TO BE DONE:
Each entry must appear again exactly as it does in the source.

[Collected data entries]
'''

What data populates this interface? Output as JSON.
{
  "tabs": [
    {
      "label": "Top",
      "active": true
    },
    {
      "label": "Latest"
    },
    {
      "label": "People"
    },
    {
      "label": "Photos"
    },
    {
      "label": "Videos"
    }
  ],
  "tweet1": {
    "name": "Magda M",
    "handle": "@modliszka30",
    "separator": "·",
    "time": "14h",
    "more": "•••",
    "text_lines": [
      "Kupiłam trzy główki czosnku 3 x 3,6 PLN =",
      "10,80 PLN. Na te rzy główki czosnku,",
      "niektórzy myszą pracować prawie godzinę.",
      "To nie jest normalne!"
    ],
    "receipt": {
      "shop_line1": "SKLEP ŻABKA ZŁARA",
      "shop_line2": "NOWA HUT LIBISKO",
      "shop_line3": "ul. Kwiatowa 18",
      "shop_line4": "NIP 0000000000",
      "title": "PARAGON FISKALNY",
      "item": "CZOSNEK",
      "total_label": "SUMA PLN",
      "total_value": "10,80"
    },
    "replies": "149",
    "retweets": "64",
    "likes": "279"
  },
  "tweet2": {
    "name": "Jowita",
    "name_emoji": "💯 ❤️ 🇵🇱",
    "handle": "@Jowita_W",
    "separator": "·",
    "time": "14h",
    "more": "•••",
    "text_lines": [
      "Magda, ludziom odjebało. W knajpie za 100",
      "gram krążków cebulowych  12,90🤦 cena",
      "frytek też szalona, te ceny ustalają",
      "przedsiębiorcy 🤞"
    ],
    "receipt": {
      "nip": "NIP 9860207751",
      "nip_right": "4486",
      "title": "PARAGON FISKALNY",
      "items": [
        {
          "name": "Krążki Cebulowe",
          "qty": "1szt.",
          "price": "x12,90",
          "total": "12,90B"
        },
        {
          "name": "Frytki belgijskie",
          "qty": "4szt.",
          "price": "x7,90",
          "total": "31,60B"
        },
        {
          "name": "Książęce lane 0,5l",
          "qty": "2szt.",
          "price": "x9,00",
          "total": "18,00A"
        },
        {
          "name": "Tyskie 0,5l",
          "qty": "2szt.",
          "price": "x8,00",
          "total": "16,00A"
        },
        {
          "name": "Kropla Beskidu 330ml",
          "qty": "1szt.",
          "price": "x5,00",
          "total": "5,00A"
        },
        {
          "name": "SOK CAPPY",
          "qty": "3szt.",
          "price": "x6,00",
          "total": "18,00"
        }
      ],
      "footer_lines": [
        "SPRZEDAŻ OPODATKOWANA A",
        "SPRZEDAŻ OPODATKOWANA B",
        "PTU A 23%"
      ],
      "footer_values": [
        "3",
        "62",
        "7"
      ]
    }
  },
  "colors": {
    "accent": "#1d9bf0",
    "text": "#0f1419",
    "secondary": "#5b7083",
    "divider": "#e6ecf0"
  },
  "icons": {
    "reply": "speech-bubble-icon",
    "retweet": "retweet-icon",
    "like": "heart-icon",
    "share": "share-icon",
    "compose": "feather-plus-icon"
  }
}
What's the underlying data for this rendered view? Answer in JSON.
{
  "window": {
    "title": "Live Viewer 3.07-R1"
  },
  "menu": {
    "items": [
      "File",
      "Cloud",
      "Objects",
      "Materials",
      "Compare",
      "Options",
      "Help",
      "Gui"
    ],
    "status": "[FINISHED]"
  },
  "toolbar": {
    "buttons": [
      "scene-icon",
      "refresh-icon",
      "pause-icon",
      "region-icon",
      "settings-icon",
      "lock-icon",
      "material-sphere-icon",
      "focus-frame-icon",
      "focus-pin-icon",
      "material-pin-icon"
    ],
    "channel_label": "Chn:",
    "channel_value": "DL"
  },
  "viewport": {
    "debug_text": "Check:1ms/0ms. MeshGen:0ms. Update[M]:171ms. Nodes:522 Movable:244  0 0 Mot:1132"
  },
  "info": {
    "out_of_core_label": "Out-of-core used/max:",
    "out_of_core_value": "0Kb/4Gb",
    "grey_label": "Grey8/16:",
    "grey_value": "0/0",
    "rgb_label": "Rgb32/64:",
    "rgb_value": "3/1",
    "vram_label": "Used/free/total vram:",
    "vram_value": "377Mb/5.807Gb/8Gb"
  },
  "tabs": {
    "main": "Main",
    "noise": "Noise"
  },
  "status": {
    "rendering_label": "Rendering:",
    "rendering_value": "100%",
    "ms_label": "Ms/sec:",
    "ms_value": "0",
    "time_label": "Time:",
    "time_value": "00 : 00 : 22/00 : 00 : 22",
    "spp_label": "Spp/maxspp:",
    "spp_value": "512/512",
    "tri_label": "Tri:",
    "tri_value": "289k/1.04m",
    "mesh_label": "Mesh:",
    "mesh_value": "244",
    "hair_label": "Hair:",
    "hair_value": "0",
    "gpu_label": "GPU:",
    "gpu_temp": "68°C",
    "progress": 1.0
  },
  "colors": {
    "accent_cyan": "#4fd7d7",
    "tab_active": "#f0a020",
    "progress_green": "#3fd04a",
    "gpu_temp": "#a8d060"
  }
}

'''

FULL RESPONSE:
What data populates this interface? Output as JSON.
{
  "tabs": [
    {
      "label": "Top",
      "active": true
    },
    {
      "label": "Latest"
    },
    {
      "label": "People"
    },
    {
      "label": "Photos"
    },
    {
      "label": "Videos"
    }
  ],
  "tweet1": {
    "name": "Magda M",
    "handle": "@modliszka30",
    "separator": "·",
    "time": "14h",
    "more": "•••",
    "text_lines": [
      "Kupiłam trzy główki czosnku 3 x 3,6 PLN =",
      "10,80 PLN. Na te rzy główki czosnku,",
      "niektórzy myszą pracować prawie godzinę.",
      "To nie jest normalne!"
    ],
    "receipt": {
      "shop_line1": "SKLEP ŻABKA ZŁARA",
      "shop_line2": "NOWA HUT LIBISKO",
      "shop_line3": "ul. Kwiatowa 18",
      "shop_line4": "NIP 0000000000",
      "title": "PARAGON FISKALNY",
      "item": "CZOSNEK",
      "total_label": "SUMA PLN",
      "total_value": "10,80"
    },
    "replies": "149",
    "retweets": "64",
    "likes": "279"
  },
  "tweet2": {
    "name": "Jowita",
    "name_emoji": "💯 ❤️ 🇵🇱",
    "handle": "@Jowita_W",
    "separator": "·",
    "time": "14h",
    "more": "•••",
    "text_lines": [
      "Magda, ludziom odjebało. W knajpie za 100",
      "gram krążków cebulowych  12,90🤦 cena",
      "frytek też szalona, te ceny ustalają",
      "przedsiębiorcy 🤞"
    ],
    "receipt": {
      "nip": "NIP 9860207751",
      "nip_right": "4486",
      "title": "PARAGON FISKALNY",
      "items": [
        {
          "name": "Krążki Cebulowe",
          "qty": "1szt.",
          "price": "x12,90",
          "total": "12,90B"
        },
        {
          "name": "Frytki belgijskie",
          "qty": "4szt.",
          "price": "x7,90",
          "total": "31,60B"
        },
        {
          "name": "Książęce lane 0,5l",
          "qty": "2szt.",
          "price": "x9,00",
          "total": "18,00A"
        },
        {
          "name": "Tyskie 0,5l",
          "qty": "2szt.",
          "price": "x8,00",
          "total": "16,00A"
        },
        {
          "name": "Kropla Beskidu 330ml",
          "qty": "1szt.",
          "price": "x5,00",
          "total": "5,00A"
        },
        {
          "name": "SOK CAPPY",
          "qty": "3szt.",
          "price": "x6,00",
          "total": "18,00"
        }
      ],
      "footer_lines": [
        "SPRZEDAŻ OPODATKOWANA A",
        "SPRZEDAŻ OPODATKOWANA B",
        "PTU A 23%"
      ],
      "footer_values": [
        "3",
        "62",
        "7"
      ]
    }
  },
  "colors": {
    "accent": "#1d9bf0",
    "text": "#0f1419",
    "secondary": "#5b7083",
    "divider": "#e6ecf0"
  },
  "icons": {
    "reply": "speech-bubble-icon",
    "retweet": "retweet-icon",
    "like": "heart-icon",
    "share": "share-icon",
    "compose": "feather-plus-icon"
  }
}
What's the underlying data for this rendered view? Answer in JSON.
{
  "window": {
    "title": "Live Viewer 3.07-R1"
  },
  "menu": {
    "items": [
      "File",
      "Cloud",
      "Objects",
      "Materials",
      "Compare",
      "Options",
      "Help",
      "Gui"
    ],
    "status": "[FINISHED]"
  },
  "toolbar": {
    "buttons": [
      "scene-icon",
      "refresh-icon",
      "pause-icon",
      "region-icon",
      "settings-icon",
      "lock-icon",
      "material-sphere-icon",
      "focus-frame-icon",
      "focus-pin-icon",
      "material-pin-icon"
    ],
    "channel_label": "Chn:",
    "channel_value": "DL"
  },
  "viewport": {
    "debug_text": "Check:1ms/0ms. MeshGen:0ms. Update[M]:171ms. Nodes:522 Movable:244  0 0 Mot:1132"
  },
  "info": {
    "out_of_core_label": "Out-of-core used/max:",
    "out_of_core_value": "0Kb/4Gb",
    "grey_label": "Grey8/16:",
    "grey_value": "0/0",
    "rgb_label": "Rgb32/64:",
    "rgb_value": "3/1",
    "vram_label": "Used/free/total vram:",
    "vram_value": "377Mb/5.807Gb/8Gb"
  },
  "tabs": {
    "main": "Main",
    "noise": "Noise"
  },
  "status": {
    "rendering_label": "Rendering:",
    "rendering_value": "100%",
    "ms_label": "Ms/sec:",
    "ms_value": "0",
    "time_label": "Time:",
    "time_value": "00 : 00 : 22/00 : 00 : 22",
    "spp_label": "Spp/maxspp:",
    "spp_value": "512/512",
    "tri_label": "Tri:",
    "tri_value": "289k/1.04m",
    "mesh_label": "Mesh:",
    "mesh_value": "244",
    "hair_label": "Hair:",
    "hair_value": "0",
    "gpu_label": "GPU:",
    "gpu_temp": "68°C",
    "progress": 1.0
  },
  "colors": {
    "accent_cyan": "#4fd7d7",
    "tab_active": "#f0a020",
    "progress_green": "#3fd04a",
    "gpu_temp": "#a8d060"
  }
}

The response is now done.